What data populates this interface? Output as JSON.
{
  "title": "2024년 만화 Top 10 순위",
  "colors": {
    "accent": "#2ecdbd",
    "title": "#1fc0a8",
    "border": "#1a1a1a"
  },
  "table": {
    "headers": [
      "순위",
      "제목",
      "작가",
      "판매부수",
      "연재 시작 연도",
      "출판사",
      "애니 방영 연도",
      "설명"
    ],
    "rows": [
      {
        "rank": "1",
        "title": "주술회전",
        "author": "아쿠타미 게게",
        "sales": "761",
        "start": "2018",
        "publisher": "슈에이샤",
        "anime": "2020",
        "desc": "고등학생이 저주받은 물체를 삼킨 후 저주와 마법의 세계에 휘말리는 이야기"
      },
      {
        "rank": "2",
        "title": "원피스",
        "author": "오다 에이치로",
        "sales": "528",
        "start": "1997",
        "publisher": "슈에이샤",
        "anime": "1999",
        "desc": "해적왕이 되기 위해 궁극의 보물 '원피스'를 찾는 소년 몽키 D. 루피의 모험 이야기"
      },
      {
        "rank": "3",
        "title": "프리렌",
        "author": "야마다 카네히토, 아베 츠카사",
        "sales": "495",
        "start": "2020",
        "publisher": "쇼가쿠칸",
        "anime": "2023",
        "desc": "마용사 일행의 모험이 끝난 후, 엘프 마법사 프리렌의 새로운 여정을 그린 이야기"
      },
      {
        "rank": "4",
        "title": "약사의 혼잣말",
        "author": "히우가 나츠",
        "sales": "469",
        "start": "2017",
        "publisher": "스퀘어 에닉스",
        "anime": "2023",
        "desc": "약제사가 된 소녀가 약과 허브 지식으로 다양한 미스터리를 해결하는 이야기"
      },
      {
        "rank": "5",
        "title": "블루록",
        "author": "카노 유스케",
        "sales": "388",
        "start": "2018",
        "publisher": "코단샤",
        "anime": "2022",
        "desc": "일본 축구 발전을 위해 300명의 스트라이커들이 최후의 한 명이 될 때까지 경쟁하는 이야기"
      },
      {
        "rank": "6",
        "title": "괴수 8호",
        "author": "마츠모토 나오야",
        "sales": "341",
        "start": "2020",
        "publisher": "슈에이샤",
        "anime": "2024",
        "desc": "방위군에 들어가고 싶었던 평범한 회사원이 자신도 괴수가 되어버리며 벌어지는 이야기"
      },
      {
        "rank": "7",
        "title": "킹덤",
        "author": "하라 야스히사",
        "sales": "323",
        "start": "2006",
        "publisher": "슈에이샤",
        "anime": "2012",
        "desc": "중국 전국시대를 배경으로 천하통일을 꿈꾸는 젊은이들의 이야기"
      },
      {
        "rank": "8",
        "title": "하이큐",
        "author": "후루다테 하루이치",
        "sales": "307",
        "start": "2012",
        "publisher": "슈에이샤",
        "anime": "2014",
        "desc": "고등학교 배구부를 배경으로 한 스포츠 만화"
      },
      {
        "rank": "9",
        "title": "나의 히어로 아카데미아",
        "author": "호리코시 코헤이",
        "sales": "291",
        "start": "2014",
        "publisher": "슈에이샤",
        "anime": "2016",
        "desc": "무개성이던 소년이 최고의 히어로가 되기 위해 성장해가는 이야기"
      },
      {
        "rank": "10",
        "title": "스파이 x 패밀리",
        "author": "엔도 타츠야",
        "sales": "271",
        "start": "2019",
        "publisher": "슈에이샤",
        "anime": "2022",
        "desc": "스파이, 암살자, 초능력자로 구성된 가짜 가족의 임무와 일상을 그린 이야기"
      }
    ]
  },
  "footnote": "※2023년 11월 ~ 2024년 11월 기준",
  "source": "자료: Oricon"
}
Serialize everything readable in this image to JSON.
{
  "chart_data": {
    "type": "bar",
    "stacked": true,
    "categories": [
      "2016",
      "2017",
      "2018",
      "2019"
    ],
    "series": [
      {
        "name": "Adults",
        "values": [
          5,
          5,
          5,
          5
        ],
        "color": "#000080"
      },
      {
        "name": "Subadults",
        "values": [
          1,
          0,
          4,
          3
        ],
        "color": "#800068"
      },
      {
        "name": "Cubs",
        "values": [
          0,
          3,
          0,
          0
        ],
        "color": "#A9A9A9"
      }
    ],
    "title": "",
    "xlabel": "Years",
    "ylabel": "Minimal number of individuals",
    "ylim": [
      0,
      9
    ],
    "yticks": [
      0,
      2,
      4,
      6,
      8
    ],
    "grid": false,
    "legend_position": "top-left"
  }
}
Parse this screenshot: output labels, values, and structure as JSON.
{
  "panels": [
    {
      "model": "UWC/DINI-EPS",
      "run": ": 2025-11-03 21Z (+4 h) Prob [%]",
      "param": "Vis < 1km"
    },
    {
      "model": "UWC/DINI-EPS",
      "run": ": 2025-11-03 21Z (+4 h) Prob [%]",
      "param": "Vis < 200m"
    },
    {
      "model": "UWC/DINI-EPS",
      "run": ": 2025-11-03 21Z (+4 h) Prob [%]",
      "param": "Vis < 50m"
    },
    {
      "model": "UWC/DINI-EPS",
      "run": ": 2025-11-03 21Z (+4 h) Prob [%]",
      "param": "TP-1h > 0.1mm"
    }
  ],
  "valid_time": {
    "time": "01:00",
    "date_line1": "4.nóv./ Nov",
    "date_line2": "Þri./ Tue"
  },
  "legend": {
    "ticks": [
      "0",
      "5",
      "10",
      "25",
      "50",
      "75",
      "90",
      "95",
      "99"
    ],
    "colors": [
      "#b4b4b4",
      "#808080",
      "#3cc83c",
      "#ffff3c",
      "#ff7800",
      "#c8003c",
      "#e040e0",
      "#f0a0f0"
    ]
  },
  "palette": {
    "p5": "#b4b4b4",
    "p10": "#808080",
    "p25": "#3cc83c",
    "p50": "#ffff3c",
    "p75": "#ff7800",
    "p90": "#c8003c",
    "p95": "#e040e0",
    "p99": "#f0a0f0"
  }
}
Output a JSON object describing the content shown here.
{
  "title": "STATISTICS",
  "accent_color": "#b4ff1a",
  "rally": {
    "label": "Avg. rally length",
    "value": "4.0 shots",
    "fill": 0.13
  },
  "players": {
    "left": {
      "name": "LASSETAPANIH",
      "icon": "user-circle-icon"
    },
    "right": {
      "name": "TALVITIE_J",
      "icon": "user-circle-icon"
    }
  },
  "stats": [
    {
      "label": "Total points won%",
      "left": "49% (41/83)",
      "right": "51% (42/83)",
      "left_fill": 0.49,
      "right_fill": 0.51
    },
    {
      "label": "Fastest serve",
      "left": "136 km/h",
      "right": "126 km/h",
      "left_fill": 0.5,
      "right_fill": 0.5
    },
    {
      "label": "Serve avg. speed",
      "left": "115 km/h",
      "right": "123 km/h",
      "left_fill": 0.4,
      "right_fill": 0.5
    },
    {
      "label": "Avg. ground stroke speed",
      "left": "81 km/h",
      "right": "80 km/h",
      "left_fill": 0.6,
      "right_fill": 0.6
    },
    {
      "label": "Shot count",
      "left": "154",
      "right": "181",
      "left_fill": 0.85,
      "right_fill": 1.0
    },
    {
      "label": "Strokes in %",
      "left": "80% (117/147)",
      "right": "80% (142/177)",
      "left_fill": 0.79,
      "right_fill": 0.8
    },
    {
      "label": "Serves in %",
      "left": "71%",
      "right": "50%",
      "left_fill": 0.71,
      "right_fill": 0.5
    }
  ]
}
◇ ◇ ◇ ◇ ◇
WHAT TO WORK ON —
Transcribe all of the entries without altering anything.

COMPLETE OUTPUT —
What data populates this interface? Output as JSON.
{
  "title": "2024년 만화 Top 10 순위",
  "colors": {
    "accent": "#2ecdbd",
    "title": "#1fc0a8",
    "border": "#1a1a1a"
  },
  "table": {
    "headers": [
      "순위",
      "제목",
      "작가",
      "판매부수",
      "연재 시작 연도",
      "출판사",
      "애니 방영 연도",
      "설명"
    ],
    "rows": [
      {
        "rank": "1",
        "title": "주술회전",
        "author": "아쿠타미 게게",
        "sales": "761",
        "start": "2018",
        "publisher": "슈에이샤",
        "anime": "2020",
        "desc": "고등학생이 저주받은 물체를 삼킨 후 저주와 마법의 세계에 휘말리는 이야기"
      },
      {
        "rank": "2",
        "title": "원피스",
        "author": "오다 에이치로",
        "sales": "528",
        "start": "1997",
        "publisher": "슈에이샤",
        "anime": "1999",
        "desc": "해적왕이 되기 위해 궁극의 보물 '원피스'를 찾는 소년 몽키 D. 루피의 모험 이야기"
      },
      {
        "rank": "3",
        "title": "프리렌",
        "author": "야마다 카네히토, 아베 츠카사",
        "sales": "495",
        "start": "2020",
        "publisher": "쇼가쿠칸",
        "anime": "2023",
        "desc": "마용사 일행의 모험이 끝난 후, 엘프 마법사 프리렌의 새로운 여정을 그린 이야기"
      },
      {
        "rank": "4",
        "title": "약사의 혼잣말",
        "author": "히우가 나츠",
        "sales": "469",
        "start": "2017",
        "publisher": "스퀘어 에닉스",
        "anime": "2023",
        "desc": "약제사가 된 소녀가 약과 허브 지식으로 다양한 미스터리를 해결하는 이야기"
      },
      {
        "rank": "5",
        "title": "블루록",
        "author": "카노 유스케",
        "sales": "388",
        "start": "2018",
        "publisher": "코단샤",
        "anime": "2022",
        "desc": "일본 축구 발전을 위해 300명의 스트라이커들이 최후의 한 명이 될 때까지 경쟁하는 이야기"
      },
      {
        "rank": "6",
        "title": "괴수 8호",
        "author": "마츠모토 나오야",
        "sales": "341",
        "start": "2020",
        "publisher": "슈에이샤",
        "anime": "2024",
        "desc": "방위군에 들어가고 싶었던 평범한 회사원이 자신도 괴수가 되어버리며 벌어지는 이야기"
      },
      {
        "rank": "7",
        "title": "킹덤",
        "author": "하라 야스히사",
        "sales": "323",
        "start": "2006",
        "publisher": "슈에이샤",
        "anime": "2012",
        "desc": "중국 전국시대를 배경으로 천하통일을 꿈꾸는 젊은이들의 이야기"
      },
      {
        "rank": "8",
        "title": "하이큐",
        "author": "후루다테 하루이치",
        "sales": "307",
        "start": "2012",
        "publisher": "슈에이샤",
        "anime": "2014",
        "desc": "고등학교 배구부를 배경으로 한 스포츠 만화"
      },
      {
        "rank": "9",
        "title": "나의 히어로 아카데미아",
        "author": "호리코시 코헤이",
        "sales": "291",
        "start": "2014",
        "publisher": "슈에이샤",
        "anime": "2016",
        "desc": "무개성이던 소년이 최고의 히어로가 되기 위해 성장해가는 이야기"
      },
      {
        "rank": "10",
        "title": "스파이 x 패밀리",
        "author": "엔도 타츠야",
        "sales": "271",
        "start": "2019",
        "publisher": "슈에이샤",
        "anime": "2022",
        "desc": "스파이, 암살자, 초능력자로 구성된 가짜 가족의 임무와 일상을 그린 이야기"
      }
    ]
  },
  "footnote": "※2023년 11월 ~ 2024년 11월 기준",
  "source": "자료: Oricon"
}
Serialize everything readable in this image to JSON.
{
  "chart_data": {
    "type": "bar",
    "stacked": true,
    "categories": [
      "2016",
      "2017",
      "2018",
      "2019"
    ],
    "series": [
      {
        "name": "Adults",
        "values": [
          5,
          5,
          5,
          5
        ],
        "color": "#000080"
      },
      {
        "name": "Subadults",
        "values": [
          1,
          0,
          4,
          3
        ],
        "color": "#800068"
      },
      {
        "name": "Cubs",
        "values": [
          0,
          3,
          0,
          0
        ],
        "color": "#A9A9A9"
      }
    ],
    "title": "",
    "xlabel": "Years",
    "ylabel": "Minimal number of individuals",
    "ylim": [
      0,
      9
    ],
    "yticks": [
      0,
      2,
      4,
      6,
      8
    ],
    "grid": false,
    "legend_position": "top-left"
  }
}
Parse this screenshot: output labels, values, and structure as JSON.
{
  "panels": [
    {
      "model": "UWC/DINI-EPS",
      "run": ": 2025-11-03 21Z (+4 h) Prob [%]",
      "param": "Vis < 1km"
    },
    {
      "model": "UWC/DINI-EPS",
      "run": ": 2025-11-03 21Z (+4 h) Prob [%]",
      "param": "Vis < 200m"
    },
    {
      "model": "UWC/DINI-EPS",
      "run": ": 2025-11-03 21Z (+4 h) Prob [%]",
      "param": "Vis < 50m"
    },
    {
      "model": "UWC/DINI-EPS",
      "run": ": 2025-11-03 21Z (+4 h) Prob [%]",
      "param": "TP-1h > 0.1mm"
    }
  ],
  "valid_time": {
    "time": "01:00",
    "date_line1": "4.nóv./ Nov",
    "date_line2": "Þri./ Tue"
  },
  "legend": {
    "ticks": [
      "0",
      "5",
      "10",
      "25",
      "50",
      "75",
      "90",
      "95",
      "99"
    ],
    "colors": [
      "#b4b4b4",
      "#808080",
      "#3cc83c",
      "#ffff3c",
      "#ff7800",
      "#c8003c",
      "#e040e0",
      "#f0a0f0"
    ]
  },
  "palette": {
    "p5": "#b4b4b4",
    "p10": "#808080",
    "p25": "#3cc83c",
    "p50": "#ffff3c",
    "p75": "#ff7800",
    "p90": "#c8003c",
    "p95": "#e040e0",
    "p99": "#f0a0f0"
  }
}
Output a JSON object describing the content shown here.
{
  "title": "STATISTICS",
  "accent_color": "#b4ff1a",
  "rally": {
    "label": "Avg. rally length",
    "value": "4.0 shots",
    "fill": 0.13
  },
  "players": {
    "left": {
      "name": "LASSETAPANIH",
      "icon": "user-circle-icon"
    },
    "right": {
      "name": "TALVITIE_J",
      "icon": "user-circle-icon"
    }
  },
  "stats": [
    {
      "label": "Total points won%",
      "left": "49% (41/83)",
      "right": "51% (42/83)",
      "left_fill": 0.49,
      "right_fill": 0.51
    },
    {
      "label": "Fastest serve",
      "left": "136 km/h",
      "right": "126 km/h",
      "left_fill": 0.5,
      "right_fill": 0.5
    },
    {
      "label": "Serve avg. speed",
      "left": "115 km/h",
      "right": "123 km/h",
      "left_fill": 0.4,
      "right_fill": 0.5
    },
    {
      "label": "Avg. ground stroke speed",
      "left": "81 km/h",
      "right": "80 km/h",
      "left_fill": 0.6,
      "right_fill": 0.6
    },
    {
      "label": "Shot count",
      "left": "154",
      "right": "181",
      "left_fill": 0.85,
      "right_fill": 1.0
    },
    {
      "label": "Strokes in %",
      "left": "80% (117/147)",
      "right": "80% (142/177)",
      "left_fill": 0.79,
      "right_fill": 0.8
    },
    {
      "label": "Serves in %",
      "left": "71%",
      "right": "50%",
      "left_fill": 0.71,
      "right_fill": 0.5
    }
  ]
}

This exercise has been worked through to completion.